* **TASK TO COMPLETE**
Reproduce the listing verbatim.

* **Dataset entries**
______

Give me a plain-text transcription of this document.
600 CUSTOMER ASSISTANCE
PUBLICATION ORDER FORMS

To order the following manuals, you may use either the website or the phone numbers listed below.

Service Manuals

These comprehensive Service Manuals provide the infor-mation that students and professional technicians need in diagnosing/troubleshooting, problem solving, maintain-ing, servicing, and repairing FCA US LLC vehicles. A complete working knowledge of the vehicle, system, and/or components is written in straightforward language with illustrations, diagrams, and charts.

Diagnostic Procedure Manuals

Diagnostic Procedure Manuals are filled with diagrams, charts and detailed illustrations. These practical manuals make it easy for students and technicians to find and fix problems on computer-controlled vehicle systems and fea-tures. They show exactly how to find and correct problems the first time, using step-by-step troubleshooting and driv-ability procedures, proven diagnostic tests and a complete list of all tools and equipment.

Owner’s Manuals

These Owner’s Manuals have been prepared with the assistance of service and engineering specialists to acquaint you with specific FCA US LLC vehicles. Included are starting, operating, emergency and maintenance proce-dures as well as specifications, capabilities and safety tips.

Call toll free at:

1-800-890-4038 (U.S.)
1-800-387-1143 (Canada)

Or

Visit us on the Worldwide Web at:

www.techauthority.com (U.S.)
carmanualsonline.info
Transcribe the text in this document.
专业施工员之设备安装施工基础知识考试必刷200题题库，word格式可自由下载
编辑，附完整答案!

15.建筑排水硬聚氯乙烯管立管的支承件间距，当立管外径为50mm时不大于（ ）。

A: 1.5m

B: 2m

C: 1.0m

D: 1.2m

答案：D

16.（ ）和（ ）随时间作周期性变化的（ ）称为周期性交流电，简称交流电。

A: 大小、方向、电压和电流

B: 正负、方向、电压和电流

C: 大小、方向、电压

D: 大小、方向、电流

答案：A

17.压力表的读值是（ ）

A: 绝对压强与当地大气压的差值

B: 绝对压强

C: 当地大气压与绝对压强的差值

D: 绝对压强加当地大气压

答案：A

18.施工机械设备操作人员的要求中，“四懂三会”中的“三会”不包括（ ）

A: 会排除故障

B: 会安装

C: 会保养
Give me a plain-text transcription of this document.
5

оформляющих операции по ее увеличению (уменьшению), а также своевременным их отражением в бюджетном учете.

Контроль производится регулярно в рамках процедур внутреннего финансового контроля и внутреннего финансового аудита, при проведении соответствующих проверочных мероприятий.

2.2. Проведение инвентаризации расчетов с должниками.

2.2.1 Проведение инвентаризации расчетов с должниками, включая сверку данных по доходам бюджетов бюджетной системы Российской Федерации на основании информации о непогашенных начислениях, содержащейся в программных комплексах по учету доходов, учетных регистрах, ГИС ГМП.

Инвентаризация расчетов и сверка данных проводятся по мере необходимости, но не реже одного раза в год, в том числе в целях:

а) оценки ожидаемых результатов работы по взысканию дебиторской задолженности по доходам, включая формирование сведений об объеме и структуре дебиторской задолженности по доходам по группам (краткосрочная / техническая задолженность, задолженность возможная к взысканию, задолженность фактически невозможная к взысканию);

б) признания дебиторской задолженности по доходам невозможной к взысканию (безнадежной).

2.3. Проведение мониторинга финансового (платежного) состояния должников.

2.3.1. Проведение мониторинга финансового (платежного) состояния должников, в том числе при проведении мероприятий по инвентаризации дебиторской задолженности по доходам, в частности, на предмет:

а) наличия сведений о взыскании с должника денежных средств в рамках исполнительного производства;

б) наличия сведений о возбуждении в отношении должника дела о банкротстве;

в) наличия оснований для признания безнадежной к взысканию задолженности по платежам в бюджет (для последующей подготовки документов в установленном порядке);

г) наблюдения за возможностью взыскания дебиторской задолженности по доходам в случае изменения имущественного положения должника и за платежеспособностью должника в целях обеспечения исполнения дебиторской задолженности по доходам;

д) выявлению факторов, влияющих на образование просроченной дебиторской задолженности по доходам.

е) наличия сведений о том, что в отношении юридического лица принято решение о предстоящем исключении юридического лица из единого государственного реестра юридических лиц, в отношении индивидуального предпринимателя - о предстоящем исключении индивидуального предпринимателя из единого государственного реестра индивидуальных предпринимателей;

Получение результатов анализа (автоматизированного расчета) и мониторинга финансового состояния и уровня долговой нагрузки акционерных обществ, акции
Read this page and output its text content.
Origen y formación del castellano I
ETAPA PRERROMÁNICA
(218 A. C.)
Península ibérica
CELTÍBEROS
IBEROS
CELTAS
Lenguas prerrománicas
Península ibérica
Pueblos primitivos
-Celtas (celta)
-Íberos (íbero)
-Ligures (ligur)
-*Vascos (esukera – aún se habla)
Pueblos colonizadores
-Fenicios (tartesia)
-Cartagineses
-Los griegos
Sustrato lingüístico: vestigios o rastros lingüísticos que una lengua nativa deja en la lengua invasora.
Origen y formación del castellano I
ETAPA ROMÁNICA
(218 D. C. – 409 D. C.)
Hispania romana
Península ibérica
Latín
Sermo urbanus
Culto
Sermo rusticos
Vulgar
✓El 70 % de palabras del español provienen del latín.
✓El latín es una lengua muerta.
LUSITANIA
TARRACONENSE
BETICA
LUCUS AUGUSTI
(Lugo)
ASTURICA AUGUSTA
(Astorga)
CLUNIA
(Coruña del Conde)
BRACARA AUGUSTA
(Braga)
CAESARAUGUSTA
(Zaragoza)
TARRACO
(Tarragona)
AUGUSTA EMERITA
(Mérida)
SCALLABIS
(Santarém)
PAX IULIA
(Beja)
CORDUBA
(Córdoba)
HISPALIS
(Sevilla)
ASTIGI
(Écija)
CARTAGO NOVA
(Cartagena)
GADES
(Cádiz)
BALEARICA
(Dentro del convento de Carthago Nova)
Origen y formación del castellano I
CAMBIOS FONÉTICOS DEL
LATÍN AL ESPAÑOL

______

* **EXERCISE ANSWER**
Give me a plain-text transcription of this document.
600 CUSTOMER ASSISTANCE
PUBLICATION ORDER FORMS

To order the following manuals, you may use either the website or the phone numbers listed below.

Service Manuals

These comprehensive Service Manuals provide the infor-mation that students and professional technicians need in diagnosing/troubleshooting, problem solving, maintain-ing, servicing, and repairing FCA US LLC vehicles. A complete working knowledge of the vehicle, system, and/or components is written in straightforward language with illustrations, diagrams, and charts.

Diagnostic Procedure Manuals

Diagnostic Procedure Manuals are filled with diagrams, charts and detailed illustrations. These practical manuals make it easy for students and technicians to find and fix problems on computer-controlled vehicle systems and fea-tures. They show exactly how to find and correct problems the first time, using step-by-step troubleshooting and driv-ability procedures, proven diagnostic tests and a complete list of all tools and equipment.

Owner’s Manuals

These Owner’s Manuals have been prepared with the assistance of service and engineering specialists to acquaint you with specific FCA US LLC vehicles. Included are starting, operating, emergency and maintenance proce-dures as well as specifications, capabilities and safety tips.

Call toll free at:

1-800-890-4038 (U.S.)
1-800-387-1143 (Canada)

Or

Visit us on the Worldwide Web at:

www.techauthority.com (U.S.)
carmanualsonline.info
Transcribe the text in this document.
专业施工员之设备安装施工基础知识考试必刷200题题库，word格式可自由下载
编辑，附完整答案!

15.建筑排水硬聚氯乙烯管立管的支承件间距，当立管外径为50mm时不大于（ ）。

A: 1.5m

B: 2m

C: 1.0m

D: 1.2m

答案：D

16.（ ）和（ ）随时间作周期性变化的（ ）称为周期性交流电，简称交流电。

A: 大小、方向、电压和电流

B: 正负、方向、电压和电流

C: 大小、方向、电压

D: 大小、方向、电流

答案：A

17.压力表的读值是（ ）

A: 绝对压强与当地大气压的差值

B: 绝对压强

C: 当地大气压与绝对压强的差值

D: 绝对压强加当地大气压

答案：A

18.施工机械设备操作人员的要求中，“四懂三会”中的“三会”不包括（ ）

A: 会排除故障

B: 会安装

C: 会保养
Give me a plain-text transcription of this document.
5

оформляющих операции по ее увеличению (уменьшению), а также своевременным их отражением в бюджетном учете.

Контроль производится регулярно в рамках процедур внутреннего финансового контроля и внутреннего финансового аудита, при проведении соответствующих проверочных мероприятий.

2.2. Проведение инвентаризации расчетов с должниками.

2.2.1 Проведение инвентаризации расчетов с должниками, включая сверку данных по доходам бюджетов бюджетной системы Российской Федерации на основании информации о непогашенных начислениях, содержащейся в программных комплексах по учету доходов, учетных регистрах, ГИС ГМП.

Инвентаризация расчетов и сверка данных проводятся по мере необходимости, но не реже одного раза в год, в том числе в целях:

а) оценки ожидаемых результатов работы по взысканию дебиторской задолженности по доходам, включая формирование сведений об объеме и структуре дебиторской задолженности по доходам по группам (краткосрочная / техническая задолженность, задолженность возможная к взысканию, задолженность фактически невозможная к взысканию);

б) признания дебиторской задолженности по доходам невозможной к взысканию (безнадежной).

2.3. Проведение мониторинга финансового (платежного) состояния должников.

2.3.1. Проведение мониторинга финансового (платежного) состояния должников, в том числе при проведении мероприятий по инвентаризации дебиторской задолженности по доходам, в частности, на предмет:

а) наличия сведений о взыскании с должника денежных средств в рамках исполнительного производства;

б) наличия сведений о возбуждении в отношении должника дела о банкротстве;

в) наличия оснований для признания безнадежной к взысканию задолженности по платежам в бюджет (для последующей подготовки документов в установленном порядке);

г) наблюдения за возможностью взыскания дебиторской задолженности по доходам в случае изменения имущественного положения должника и за платежеспособностью должника в целях обеспечения исполнения дебиторской задолженности по доходам;

д) выявлению факторов, влияющих на образование просроченной дебиторской задолженности по доходам.

е) наличия сведений о том, что в отношении юридического лица принято решение о предстоящем исключении юридического лица из единого государственного реестра юридических лиц, в отношении индивидуального предпринимателя - о предстоящем исключении индивидуального предпринимателя из единого государственного реестра индивидуальных предпринимателей;

Получение результатов анализа (автоматизированного расчета) и мониторинга финансового состояния и уровня долговой нагрузки акционерных обществ, акции
Read this page and output its text content.
Origen y formación del castellano I
ETAPA PRERROMÁNICA
(218 A. C.)
Península ibérica
CELTÍBEROS
IBEROS
CELTAS
Lenguas prerrománicas
Península ibérica
Pueblos primitivos
-Celtas (celta)
-Íberos (íbero)
-Ligures (ligur)
-*Vascos (esukera – aún se habla)
Pueblos colonizadores
-Fenicios (tartesia)
-Cartagineses
-Los griegos
Sustrato lingüístico: vestigios o rastros lingüísticos que una lengua nativa deja en la lengua invasora.
Origen y formación del castellano I
ETAPA ROMÁNICA
(218 D. C. – 409 D. C.)
Hispania romana
Península ibérica
Latín
Sermo urbanus
Culto
Sermo rusticos
Vulgar
✓El 70 % de palabras del español provienen del latín.
✓El latín es una lengua muerta.
LUSITANIA
TARRACONENSE
BETICA
LUCUS AUGUSTI
(Lugo)
ASTURICA AUGUSTA
(Astorga)
CLUNIA
(Coruña del Conde)
BRACARA AUGUSTA
(Braga)
CAESARAUGUSTA
(Zaragoza)
TARRACO
(Tarragona)
AUGUSTA EMERITA
(Mérida)
SCALLABIS
(Santarém)
PAX IULIA
(Beja)
CORDUBA
(Córdoba)
HISPALIS
(Sevilla)
ASTIGI
(Écija)
CARTAGO NOVA
(Cartagena)
GADES
(Cádiz)
BALEARICA
(Dentro del convento de Carthago Nova)
Origen y formación del castellano I
CAMBIOS FONÉTICOS DEL
LATÍN AL ESPAÑOL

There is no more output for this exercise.